-- ENTRIES PROVIDED start --

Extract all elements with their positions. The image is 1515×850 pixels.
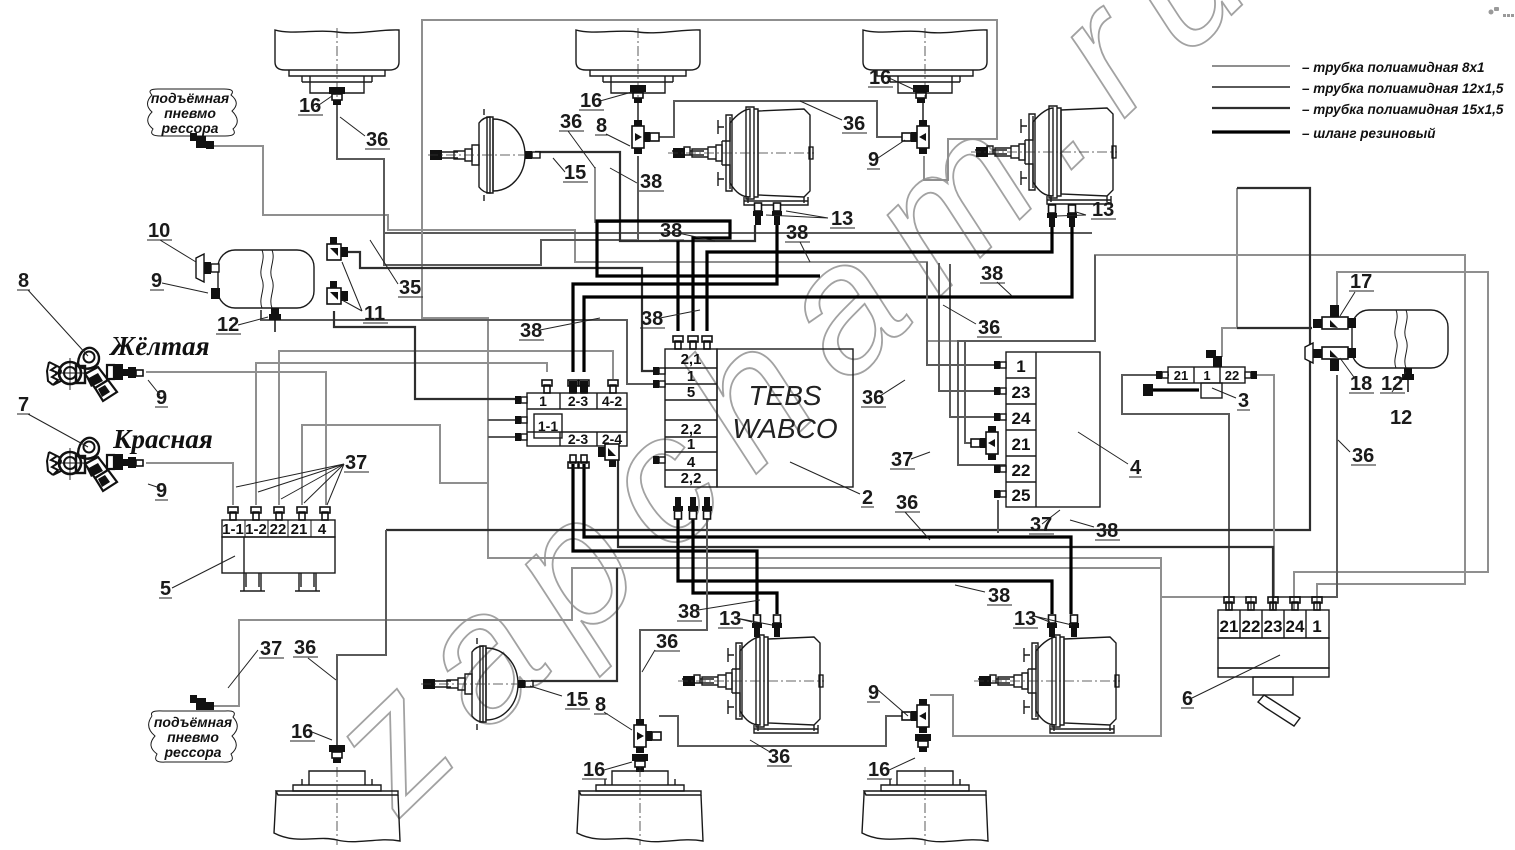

-- ENTRIES PROVIDED end --
-- ENTRIES PROVIDED start --

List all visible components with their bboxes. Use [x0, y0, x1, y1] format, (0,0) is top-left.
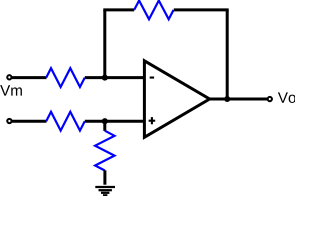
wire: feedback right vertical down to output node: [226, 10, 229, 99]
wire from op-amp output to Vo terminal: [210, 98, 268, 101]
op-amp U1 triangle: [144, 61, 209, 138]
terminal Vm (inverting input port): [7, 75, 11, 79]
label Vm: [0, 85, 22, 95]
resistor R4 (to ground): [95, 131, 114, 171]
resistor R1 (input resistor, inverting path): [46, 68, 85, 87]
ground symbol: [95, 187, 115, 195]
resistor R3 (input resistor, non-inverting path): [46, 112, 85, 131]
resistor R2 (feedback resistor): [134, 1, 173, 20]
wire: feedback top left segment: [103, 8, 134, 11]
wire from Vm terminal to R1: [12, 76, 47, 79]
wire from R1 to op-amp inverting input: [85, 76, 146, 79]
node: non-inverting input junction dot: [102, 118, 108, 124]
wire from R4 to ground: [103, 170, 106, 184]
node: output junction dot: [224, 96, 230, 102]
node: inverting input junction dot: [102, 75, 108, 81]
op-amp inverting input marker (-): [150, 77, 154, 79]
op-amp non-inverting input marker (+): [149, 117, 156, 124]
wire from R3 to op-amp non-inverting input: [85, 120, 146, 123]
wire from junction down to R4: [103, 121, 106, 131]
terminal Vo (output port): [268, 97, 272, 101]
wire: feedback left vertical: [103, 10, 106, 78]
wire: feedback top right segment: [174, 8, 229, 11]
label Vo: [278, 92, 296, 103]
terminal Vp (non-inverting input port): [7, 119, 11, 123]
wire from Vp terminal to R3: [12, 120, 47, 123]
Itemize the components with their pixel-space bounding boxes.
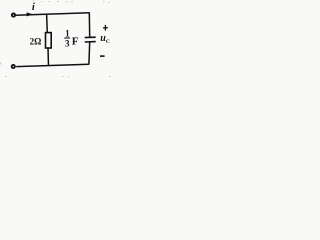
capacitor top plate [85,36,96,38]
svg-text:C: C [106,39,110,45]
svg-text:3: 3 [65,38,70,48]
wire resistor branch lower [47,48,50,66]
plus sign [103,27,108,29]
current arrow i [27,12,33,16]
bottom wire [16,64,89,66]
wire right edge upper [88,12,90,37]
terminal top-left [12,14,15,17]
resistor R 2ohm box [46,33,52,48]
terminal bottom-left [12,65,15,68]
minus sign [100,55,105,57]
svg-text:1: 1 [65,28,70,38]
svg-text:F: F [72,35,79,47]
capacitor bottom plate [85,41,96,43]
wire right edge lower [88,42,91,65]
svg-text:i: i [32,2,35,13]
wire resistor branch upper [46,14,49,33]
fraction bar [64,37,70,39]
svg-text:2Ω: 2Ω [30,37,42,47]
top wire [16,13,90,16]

-- ENTRIES PROVIDED end --
-- ENTRIES PROVIDED start --

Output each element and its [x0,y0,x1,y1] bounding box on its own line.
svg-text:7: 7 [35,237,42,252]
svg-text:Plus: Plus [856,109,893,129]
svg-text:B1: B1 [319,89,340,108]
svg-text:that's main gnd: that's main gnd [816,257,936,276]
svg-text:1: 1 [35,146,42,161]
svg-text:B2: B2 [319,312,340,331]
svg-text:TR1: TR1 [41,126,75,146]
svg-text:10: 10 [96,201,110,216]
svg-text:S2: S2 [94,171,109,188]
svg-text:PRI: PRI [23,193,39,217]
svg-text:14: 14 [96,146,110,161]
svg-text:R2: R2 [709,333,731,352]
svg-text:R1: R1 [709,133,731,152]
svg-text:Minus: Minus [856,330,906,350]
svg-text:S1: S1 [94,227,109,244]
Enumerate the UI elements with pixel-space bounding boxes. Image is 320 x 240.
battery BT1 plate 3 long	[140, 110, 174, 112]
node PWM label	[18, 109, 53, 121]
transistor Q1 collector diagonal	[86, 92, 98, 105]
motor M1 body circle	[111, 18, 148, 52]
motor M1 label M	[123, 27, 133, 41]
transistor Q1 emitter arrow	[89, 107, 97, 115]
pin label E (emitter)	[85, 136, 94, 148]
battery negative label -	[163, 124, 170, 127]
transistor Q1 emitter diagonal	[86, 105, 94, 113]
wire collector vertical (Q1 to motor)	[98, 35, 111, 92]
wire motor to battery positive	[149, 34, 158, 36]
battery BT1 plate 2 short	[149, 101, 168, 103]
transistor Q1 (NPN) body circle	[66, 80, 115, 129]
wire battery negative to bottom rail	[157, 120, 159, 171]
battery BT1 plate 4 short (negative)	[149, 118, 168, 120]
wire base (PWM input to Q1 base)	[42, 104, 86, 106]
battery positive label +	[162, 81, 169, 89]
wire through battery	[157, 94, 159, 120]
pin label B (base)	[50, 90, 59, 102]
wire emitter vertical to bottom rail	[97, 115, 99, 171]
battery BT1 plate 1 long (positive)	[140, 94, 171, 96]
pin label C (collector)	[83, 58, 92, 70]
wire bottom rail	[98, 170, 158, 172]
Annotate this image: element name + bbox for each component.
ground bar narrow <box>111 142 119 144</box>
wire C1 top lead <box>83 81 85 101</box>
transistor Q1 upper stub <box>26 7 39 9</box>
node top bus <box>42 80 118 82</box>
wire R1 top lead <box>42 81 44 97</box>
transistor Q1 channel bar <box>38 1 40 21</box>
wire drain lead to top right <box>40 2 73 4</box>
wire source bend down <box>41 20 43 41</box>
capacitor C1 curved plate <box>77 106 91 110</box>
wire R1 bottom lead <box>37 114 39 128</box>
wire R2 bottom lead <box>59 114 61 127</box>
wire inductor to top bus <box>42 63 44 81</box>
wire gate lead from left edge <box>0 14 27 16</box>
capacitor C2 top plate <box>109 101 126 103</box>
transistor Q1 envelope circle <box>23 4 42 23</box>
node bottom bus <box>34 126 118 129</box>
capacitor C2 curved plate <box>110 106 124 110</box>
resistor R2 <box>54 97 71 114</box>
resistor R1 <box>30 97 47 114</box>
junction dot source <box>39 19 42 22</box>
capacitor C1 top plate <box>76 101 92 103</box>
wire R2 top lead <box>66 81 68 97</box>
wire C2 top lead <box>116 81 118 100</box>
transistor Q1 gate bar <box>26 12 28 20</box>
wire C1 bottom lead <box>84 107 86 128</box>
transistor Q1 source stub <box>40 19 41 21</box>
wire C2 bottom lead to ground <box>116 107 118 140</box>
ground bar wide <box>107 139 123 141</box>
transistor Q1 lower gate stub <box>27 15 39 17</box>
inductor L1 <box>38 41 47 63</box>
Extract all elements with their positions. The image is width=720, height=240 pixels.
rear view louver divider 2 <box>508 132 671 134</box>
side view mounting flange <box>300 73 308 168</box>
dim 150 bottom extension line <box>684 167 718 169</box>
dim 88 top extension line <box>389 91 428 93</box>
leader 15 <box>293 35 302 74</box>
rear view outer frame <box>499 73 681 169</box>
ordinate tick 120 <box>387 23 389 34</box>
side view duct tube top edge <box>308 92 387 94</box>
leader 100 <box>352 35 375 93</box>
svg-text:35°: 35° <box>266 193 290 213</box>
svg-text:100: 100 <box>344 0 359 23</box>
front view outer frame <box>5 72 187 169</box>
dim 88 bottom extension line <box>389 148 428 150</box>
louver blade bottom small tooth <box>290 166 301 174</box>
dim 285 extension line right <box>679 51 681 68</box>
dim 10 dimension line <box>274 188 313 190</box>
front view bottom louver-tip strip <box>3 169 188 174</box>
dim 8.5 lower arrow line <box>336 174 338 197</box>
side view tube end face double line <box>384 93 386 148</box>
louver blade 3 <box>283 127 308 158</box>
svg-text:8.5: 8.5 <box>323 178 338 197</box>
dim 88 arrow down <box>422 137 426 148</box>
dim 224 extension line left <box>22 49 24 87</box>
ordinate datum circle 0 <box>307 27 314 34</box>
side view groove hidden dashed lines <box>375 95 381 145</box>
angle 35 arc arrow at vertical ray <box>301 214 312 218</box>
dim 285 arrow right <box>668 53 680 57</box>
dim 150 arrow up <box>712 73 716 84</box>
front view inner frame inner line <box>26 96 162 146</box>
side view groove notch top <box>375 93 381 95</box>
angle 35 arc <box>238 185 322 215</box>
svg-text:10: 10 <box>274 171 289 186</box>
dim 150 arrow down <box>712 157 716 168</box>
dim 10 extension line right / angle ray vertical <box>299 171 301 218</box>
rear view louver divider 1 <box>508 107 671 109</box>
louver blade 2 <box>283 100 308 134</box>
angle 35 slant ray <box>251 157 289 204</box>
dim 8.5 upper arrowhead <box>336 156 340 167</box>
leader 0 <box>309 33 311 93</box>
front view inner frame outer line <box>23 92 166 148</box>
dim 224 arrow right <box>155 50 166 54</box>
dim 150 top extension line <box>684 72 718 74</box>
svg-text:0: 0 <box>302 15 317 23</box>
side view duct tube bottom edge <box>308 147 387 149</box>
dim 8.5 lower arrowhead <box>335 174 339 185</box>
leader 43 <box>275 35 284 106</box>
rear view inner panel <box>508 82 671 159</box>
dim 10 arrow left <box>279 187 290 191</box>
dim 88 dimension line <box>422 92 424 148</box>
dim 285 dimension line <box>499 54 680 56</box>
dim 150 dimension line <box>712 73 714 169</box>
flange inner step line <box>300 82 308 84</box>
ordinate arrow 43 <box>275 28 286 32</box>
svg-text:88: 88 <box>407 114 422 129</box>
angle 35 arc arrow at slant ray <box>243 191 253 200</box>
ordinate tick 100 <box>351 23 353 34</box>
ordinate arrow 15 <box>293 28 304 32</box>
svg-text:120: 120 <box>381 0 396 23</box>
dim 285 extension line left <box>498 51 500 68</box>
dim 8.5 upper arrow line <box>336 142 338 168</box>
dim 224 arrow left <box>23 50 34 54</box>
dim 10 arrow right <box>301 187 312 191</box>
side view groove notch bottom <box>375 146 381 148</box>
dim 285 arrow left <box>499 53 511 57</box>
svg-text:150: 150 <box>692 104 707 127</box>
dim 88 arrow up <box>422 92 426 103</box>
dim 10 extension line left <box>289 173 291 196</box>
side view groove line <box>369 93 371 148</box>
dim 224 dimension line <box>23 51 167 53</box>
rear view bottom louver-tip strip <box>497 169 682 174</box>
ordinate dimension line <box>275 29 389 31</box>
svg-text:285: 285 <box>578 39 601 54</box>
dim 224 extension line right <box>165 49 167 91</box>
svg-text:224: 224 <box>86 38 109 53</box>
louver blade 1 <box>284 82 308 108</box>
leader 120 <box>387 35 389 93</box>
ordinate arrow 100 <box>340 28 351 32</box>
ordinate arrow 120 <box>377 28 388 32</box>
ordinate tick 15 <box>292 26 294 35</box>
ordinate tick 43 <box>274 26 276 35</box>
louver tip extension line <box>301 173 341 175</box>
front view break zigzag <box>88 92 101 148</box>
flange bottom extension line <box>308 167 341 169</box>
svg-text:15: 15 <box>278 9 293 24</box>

-- ENTRIES PROVIDED end --

### OBJECTIVE:
Please reproduce word for word the part of the entries that opens with the line containing "Annotate this image: element" and closes with the line containing "wire inductor to", keeping both of those lines.

### FULL ANSWER:
Annotate this image: element name + bbox for each component.
ground bar narrow <box>111 142 119 144</box>
wire C1 top lead <box>83 81 85 101</box>
transistor Q1 upper stub <box>26 7 39 9</box>
node top bus <box>42 80 118 82</box>
wire R1 top lead <box>42 81 44 97</box>
transistor Q1 channel bar <box>38 1 40 21</box>
wire drain lead to top right <box>40 2 73 4</box>
wire source bend down <box>41 20 43 41</box>
capacitor C1 curved plate <box>77 106 91 110</box>
wire R1 bottom lead <box>37 114 39 128</box>
wire R2 bottom lead <box>59 114 61 127</box>
wire inductor to top bus <box>42 63 44 81</box>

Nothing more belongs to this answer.